▶ _Alıştırma görevi 1_
Kayıtların en başından "svg-text:A: A [658, 1217, 673, 1239]" ifadesini içeren satıra kadar uzanan kısmı, iki uç da dahil olmak üzere, hiçbir değişiklik yapmadan yeniden üretin.

▶ _Belge bölümü_
Dolar yükseldiği için ekonomi kötü değil, ekonomi kötü olduğu için dolar yüksek! 

Dolar yükseldiği için ekonomi kötü değil, ekonomi kötü olduğu için dolar yüksek! 

Türk lirasının düşüşü durdurulamıyor; dolar, euro, altın rekora doymuyor!

Son zamanlarda her gün bu tarz haberlere maruz kalıyoruz. Peki işin aslı asdarı nedir, hakikaten daha nereye kadar artacak döviz, nedenleri ve sonuçları nelerdir bir inceleyelim istedim.
 
Dolar yükseldiği için ekonomi kötü değil, ekonomi kötü olduğu için dolar yüksek! 
 
Rakamlar ortada. Veriler ne kadar devlet kanalıyla (TÜİK) düzeltilsede gidişat pek hayri alamet değil. Devlette vatandaşta her ay açık veriyor, ay sonunu getiremiyor, borçlanıyor. Vatandaş enflasyona yeniliyor, geliri aynı, alım gücü hergün düşüyor. Üretim yok, yabancı yatırım yok, haliyle işsizlikte, enflasyonda, dışa bağımlılıkta artıyor. Dolayısıyla kısa vadeli çözümlere değil köklü yapısal düzenlemelere ihtiyacımız var. 
 
Bu iş özelleştirmeler ile, para basmakla, vergileri artırmakla olsa şimdiye kadar olurdu zaten.
 
Peki?
 
Şakkadanak Merkez Bankasının döviz rezervlerini satmasıyla, 
Şakkadanak Merkez Bankası başkanını görevden alıp, faizi düşürmekle bu iş olur mu? 
 
Özgür Demirtaş hocanın dediği gibi OLMAZ. Görüldüğü üzere doların ateşi düşmüyor. Mesele sadece dolarda değil bugün kaybeden Türk lirası, Türk ekonomisi, Türkiye...

▶ _Alıştırma görevi 2_
Dolar ve ekonomi yazısında "Özgür Demirtaş hocanın" sözlerinden "Türk ekonomisi, Türkiye..." sözlerine kadar olan bölümü, iki uç da dahil, olduğu gibi yazın.

▶ _Kayıtlar_

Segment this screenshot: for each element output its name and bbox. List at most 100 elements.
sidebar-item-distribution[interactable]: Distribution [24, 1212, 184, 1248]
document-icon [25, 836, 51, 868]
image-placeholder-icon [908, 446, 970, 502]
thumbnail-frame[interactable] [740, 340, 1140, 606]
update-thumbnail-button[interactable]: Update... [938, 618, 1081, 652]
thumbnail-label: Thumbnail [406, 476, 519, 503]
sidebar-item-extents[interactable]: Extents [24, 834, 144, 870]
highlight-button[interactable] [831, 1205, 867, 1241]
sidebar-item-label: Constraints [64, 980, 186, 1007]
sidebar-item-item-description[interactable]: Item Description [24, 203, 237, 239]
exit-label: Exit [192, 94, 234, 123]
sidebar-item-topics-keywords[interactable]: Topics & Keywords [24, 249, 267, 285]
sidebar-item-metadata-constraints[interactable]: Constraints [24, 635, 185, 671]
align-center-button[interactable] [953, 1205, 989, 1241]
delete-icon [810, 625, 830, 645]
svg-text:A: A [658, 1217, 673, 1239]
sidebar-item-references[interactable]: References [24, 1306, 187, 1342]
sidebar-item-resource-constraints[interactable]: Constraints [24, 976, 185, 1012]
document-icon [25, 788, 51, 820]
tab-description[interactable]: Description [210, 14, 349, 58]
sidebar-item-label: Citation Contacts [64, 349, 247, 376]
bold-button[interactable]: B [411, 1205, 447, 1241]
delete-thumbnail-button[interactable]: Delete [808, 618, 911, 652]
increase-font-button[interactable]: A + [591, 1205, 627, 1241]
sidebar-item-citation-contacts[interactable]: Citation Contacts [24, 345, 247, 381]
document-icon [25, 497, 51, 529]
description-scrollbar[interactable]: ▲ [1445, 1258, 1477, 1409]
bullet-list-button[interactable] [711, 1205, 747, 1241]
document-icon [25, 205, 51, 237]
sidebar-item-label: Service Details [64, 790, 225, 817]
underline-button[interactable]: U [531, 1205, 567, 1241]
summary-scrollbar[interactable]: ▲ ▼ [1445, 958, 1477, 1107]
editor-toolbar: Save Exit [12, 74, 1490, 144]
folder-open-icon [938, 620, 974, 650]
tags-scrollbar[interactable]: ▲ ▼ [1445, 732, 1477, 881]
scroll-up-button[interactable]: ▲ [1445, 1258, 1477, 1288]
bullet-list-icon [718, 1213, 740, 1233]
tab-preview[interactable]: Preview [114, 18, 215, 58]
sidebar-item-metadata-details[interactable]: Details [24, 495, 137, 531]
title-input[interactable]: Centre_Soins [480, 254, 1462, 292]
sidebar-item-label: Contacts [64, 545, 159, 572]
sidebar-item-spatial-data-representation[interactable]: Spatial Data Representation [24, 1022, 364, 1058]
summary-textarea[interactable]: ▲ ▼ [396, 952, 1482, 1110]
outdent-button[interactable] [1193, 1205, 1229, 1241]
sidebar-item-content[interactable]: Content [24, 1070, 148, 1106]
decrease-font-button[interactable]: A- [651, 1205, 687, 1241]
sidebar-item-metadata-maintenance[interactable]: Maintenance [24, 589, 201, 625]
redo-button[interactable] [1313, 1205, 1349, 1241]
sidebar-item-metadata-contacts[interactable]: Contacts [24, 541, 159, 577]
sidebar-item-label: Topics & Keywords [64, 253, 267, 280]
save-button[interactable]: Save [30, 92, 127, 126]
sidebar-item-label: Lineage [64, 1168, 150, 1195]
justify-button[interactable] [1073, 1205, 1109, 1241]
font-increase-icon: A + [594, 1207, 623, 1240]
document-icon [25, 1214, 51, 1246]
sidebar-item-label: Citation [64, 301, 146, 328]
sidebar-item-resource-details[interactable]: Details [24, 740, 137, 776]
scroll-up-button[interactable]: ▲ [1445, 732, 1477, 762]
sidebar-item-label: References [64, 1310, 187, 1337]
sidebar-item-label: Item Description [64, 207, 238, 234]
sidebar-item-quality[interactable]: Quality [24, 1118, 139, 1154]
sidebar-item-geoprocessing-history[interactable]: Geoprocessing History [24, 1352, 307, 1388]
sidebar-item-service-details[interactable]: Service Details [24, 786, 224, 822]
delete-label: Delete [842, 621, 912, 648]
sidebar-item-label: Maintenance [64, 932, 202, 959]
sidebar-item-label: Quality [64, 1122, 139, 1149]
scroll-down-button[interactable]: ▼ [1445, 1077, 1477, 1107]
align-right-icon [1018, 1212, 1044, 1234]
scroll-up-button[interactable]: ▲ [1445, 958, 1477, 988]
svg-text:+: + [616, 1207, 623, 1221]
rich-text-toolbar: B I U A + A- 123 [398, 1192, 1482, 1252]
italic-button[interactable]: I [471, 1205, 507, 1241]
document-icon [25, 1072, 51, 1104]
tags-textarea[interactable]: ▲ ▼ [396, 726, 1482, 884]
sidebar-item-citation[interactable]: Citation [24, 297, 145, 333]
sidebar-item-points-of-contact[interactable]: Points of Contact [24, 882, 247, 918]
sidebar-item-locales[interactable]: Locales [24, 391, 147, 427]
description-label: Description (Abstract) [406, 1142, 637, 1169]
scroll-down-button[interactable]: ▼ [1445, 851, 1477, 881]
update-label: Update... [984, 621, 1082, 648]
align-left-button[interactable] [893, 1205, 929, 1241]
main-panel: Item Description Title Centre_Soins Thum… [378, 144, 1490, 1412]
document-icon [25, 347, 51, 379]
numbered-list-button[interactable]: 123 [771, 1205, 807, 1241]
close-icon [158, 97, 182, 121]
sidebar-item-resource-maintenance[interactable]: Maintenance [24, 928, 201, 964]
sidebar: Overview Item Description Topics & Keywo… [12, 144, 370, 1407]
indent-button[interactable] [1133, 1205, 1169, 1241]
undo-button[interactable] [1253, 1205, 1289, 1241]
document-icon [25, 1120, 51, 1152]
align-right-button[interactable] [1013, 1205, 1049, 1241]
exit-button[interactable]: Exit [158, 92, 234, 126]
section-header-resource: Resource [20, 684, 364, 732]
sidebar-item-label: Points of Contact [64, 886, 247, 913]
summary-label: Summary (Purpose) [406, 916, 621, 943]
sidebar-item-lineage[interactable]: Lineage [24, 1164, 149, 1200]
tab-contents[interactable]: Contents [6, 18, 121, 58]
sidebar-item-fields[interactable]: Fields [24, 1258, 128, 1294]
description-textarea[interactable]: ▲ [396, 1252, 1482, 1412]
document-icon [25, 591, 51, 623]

▶ _Çıktı 1_
Segment this screenshot: for each element output its name and bbox. List at most 100 elements.
sidebar-item-distribution[interactable]: Distribution [24, 1212, 184, 1248]
document-icon [25, 836, 51, 868]
image-placeholder-icon [908, 446, 970, 502]
thumbnail-frame[interactable] [740, 340, 1140, 606]
update-thumbnail-button[interactable]: Update... [938, 618, 1081, 652]
thumbnail-label: Thumbnail [406, 476, 519, 503]
sidebar-item-extents[interactable]: Extents [24, 834, 144, 870]
highlight-button[interactable] [831, 1205, 867, 1241]
sidebar-item-label: Constraints [64, 980, 186, 1007]
sidebar-item-item-description[interactable]: Item Description [24, 203, 237, 239]
exit-label: Exit [192, 94, 234, 123]
sidebar-item-topics-keywords[interactable]: Topics & Keywords [24, 249, 267, 285]
sidebar-item-metadata-constraints[interactable]: Constraints [24, 635, 185, 671]
align-center-button[interactable] [953, 1205, 989, 1241]
delete-icon [810, 625, 830, 645]
svg-text:A: A [658, 1217, 673, 1239]

▶ _Çıktı 2_
Özgür Demirtaş hocanın dediği gibi OLMAZ. Görüldüğü üzere doların ateşi düşmüyor. Mesele sadece dolarda değil bugün kaybeden Türk lirası, Türk ekonomisi, Türkiye...